Directive —
Extract each line holding the word "document" from the entries.

+++ Record excerpts +++

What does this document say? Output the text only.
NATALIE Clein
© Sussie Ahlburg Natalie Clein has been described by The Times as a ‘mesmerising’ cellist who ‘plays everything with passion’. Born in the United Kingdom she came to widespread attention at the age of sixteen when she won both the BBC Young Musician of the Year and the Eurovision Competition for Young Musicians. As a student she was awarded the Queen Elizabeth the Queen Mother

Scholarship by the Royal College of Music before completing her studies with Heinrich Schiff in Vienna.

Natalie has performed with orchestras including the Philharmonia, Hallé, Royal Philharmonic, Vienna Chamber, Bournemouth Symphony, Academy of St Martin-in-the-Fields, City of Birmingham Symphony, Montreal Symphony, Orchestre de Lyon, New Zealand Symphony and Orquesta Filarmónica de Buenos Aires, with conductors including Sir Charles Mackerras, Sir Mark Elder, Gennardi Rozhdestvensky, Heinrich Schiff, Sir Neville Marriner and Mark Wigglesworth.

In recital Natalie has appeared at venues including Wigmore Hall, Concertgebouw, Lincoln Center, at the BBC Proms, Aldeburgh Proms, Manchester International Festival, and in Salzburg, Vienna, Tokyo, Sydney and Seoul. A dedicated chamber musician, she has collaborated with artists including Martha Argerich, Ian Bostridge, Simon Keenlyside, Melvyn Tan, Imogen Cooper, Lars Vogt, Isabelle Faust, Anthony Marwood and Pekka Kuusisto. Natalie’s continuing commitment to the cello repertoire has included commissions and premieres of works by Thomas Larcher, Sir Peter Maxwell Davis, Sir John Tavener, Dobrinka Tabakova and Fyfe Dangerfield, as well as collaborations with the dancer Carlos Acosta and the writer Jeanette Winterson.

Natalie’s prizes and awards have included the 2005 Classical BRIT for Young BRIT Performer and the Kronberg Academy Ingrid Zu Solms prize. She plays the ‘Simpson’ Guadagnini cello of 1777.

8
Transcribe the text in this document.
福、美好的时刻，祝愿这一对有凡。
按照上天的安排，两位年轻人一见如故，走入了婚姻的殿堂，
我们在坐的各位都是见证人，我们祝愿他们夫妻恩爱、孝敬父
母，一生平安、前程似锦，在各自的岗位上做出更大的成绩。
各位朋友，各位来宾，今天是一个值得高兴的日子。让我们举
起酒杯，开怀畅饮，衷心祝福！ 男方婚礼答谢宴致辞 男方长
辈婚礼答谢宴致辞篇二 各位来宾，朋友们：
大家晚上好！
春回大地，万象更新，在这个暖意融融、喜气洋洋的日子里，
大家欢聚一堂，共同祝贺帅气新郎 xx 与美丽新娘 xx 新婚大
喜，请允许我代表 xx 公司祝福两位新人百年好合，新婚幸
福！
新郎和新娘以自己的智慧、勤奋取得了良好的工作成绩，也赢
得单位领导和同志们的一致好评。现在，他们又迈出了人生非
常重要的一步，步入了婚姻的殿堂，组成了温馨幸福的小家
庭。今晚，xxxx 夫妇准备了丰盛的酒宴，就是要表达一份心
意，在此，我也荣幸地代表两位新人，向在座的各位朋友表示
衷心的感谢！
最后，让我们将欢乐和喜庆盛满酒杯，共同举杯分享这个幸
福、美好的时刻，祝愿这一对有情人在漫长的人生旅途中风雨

+++

Response to this exercise —
What does this document say? Output the text only.
Transcribe the text in this document.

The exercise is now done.